STATED PROBLEM:
Among the lines below, list those containing the string "وذلك".

TASK INPUTS:

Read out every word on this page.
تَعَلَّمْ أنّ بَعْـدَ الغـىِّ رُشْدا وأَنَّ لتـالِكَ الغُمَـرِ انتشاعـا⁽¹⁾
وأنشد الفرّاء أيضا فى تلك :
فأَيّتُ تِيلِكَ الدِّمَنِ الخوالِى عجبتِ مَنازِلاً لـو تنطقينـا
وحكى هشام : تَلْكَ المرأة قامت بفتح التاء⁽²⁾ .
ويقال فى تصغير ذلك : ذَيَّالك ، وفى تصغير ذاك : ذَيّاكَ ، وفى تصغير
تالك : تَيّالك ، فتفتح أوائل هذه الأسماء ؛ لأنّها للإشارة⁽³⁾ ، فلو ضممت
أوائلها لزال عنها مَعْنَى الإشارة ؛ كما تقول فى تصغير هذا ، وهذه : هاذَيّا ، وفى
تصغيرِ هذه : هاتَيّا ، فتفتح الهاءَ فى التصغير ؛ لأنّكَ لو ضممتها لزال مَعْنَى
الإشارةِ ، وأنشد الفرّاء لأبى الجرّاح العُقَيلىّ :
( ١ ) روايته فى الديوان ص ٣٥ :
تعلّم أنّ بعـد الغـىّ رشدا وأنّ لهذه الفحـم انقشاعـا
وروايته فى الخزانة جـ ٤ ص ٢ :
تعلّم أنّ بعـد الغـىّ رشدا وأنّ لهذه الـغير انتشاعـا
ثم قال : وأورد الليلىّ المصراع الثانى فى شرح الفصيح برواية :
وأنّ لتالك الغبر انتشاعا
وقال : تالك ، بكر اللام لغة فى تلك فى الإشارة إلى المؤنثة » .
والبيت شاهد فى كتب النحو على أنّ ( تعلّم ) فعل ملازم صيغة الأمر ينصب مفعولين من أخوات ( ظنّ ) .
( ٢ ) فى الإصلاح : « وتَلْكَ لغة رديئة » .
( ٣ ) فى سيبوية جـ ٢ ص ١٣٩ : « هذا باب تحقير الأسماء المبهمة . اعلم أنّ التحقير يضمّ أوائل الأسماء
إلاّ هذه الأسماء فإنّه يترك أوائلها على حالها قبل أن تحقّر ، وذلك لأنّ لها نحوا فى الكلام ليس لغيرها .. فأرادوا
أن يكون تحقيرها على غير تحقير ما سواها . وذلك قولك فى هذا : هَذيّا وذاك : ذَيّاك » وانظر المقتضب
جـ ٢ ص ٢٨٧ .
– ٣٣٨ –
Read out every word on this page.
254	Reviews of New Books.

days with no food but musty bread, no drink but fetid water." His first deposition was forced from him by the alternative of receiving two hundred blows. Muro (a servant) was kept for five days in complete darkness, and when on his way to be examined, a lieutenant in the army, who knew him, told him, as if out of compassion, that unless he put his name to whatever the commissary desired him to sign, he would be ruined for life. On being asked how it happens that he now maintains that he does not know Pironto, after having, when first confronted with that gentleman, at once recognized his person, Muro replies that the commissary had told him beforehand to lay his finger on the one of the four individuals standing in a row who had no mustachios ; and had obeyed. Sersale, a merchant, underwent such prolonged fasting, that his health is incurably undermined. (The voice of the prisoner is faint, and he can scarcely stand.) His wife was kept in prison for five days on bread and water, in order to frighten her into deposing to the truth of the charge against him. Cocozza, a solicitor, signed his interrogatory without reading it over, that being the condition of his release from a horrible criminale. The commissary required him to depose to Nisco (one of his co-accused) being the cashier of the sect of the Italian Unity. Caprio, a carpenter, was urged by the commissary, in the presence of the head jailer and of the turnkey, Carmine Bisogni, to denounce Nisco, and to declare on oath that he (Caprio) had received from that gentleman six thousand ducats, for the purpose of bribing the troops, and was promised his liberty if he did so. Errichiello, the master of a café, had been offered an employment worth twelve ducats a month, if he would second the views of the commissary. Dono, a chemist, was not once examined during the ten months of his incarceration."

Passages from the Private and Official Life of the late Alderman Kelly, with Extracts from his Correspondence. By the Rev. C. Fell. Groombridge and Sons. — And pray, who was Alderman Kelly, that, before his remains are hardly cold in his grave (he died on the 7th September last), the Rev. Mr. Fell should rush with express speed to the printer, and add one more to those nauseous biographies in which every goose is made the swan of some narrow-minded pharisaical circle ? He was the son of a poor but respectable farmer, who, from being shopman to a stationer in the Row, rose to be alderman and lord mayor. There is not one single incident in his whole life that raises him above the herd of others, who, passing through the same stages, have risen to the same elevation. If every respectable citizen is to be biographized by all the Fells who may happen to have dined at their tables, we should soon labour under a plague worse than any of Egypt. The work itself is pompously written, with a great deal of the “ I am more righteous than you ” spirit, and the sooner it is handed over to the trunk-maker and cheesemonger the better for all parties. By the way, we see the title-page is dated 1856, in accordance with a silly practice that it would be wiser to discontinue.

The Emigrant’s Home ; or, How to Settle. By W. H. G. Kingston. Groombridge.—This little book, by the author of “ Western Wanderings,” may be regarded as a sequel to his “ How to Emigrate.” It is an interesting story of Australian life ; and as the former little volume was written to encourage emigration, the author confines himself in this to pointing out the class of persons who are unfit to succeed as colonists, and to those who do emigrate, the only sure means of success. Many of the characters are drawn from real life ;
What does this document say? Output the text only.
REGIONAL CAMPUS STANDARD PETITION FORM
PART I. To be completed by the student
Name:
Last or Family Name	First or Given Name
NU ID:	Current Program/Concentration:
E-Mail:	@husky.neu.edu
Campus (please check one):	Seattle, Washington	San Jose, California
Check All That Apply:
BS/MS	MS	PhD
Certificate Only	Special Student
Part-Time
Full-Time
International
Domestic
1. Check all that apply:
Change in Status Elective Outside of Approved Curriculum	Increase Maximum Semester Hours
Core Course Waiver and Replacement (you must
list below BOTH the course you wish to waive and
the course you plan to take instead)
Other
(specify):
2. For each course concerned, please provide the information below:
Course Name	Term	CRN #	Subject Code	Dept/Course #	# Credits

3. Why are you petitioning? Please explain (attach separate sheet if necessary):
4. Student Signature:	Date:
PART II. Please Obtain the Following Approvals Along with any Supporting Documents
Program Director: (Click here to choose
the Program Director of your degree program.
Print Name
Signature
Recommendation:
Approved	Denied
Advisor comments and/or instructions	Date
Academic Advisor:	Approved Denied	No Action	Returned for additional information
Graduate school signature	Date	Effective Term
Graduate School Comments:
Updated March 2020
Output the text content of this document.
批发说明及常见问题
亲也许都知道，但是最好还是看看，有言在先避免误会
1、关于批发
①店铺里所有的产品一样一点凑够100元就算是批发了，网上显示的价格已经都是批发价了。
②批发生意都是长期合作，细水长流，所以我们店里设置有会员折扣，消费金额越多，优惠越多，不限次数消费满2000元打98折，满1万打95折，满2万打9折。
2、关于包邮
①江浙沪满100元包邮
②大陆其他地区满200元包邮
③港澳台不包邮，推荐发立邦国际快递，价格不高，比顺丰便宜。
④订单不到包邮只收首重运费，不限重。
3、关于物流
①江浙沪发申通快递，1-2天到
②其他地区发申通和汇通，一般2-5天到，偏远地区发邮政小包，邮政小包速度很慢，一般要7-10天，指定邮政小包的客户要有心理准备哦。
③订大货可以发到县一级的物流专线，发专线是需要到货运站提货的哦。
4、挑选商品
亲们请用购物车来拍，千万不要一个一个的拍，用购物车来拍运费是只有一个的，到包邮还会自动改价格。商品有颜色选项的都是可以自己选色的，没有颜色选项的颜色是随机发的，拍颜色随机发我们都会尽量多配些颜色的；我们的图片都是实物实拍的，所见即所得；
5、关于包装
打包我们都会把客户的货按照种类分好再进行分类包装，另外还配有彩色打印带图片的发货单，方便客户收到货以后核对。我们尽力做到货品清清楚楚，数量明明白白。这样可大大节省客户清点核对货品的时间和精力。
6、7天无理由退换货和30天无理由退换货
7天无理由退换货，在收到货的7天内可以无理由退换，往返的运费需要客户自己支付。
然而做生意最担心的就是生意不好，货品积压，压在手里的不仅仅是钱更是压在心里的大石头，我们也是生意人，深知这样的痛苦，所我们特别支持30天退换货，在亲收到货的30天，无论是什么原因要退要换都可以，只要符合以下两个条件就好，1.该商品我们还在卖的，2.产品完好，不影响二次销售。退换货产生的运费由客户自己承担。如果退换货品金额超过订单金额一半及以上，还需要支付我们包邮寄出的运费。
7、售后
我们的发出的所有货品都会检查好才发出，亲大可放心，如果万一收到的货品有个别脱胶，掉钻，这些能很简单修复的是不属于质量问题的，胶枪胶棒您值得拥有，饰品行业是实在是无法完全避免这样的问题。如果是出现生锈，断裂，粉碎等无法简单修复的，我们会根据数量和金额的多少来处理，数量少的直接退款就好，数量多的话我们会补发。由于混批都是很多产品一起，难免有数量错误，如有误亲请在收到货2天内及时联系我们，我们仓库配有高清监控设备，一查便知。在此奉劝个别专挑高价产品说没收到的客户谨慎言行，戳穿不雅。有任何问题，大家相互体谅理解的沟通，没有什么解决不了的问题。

SOLUTION TO THE PROBLEM:
إلاّ هذه الأسماء فإنّه يترك أوائلها على حالها قبل أن تحقّر ، وذلك لأنّ لها نحوا فى الكلام ليس لغيرها .. فأرادوا
أن يكون تحقيرها على غير تحقير ما سواها . وذلك قولك فى هذا : هَذيّا وذاك : ذَيّاك » وانظر المقتضب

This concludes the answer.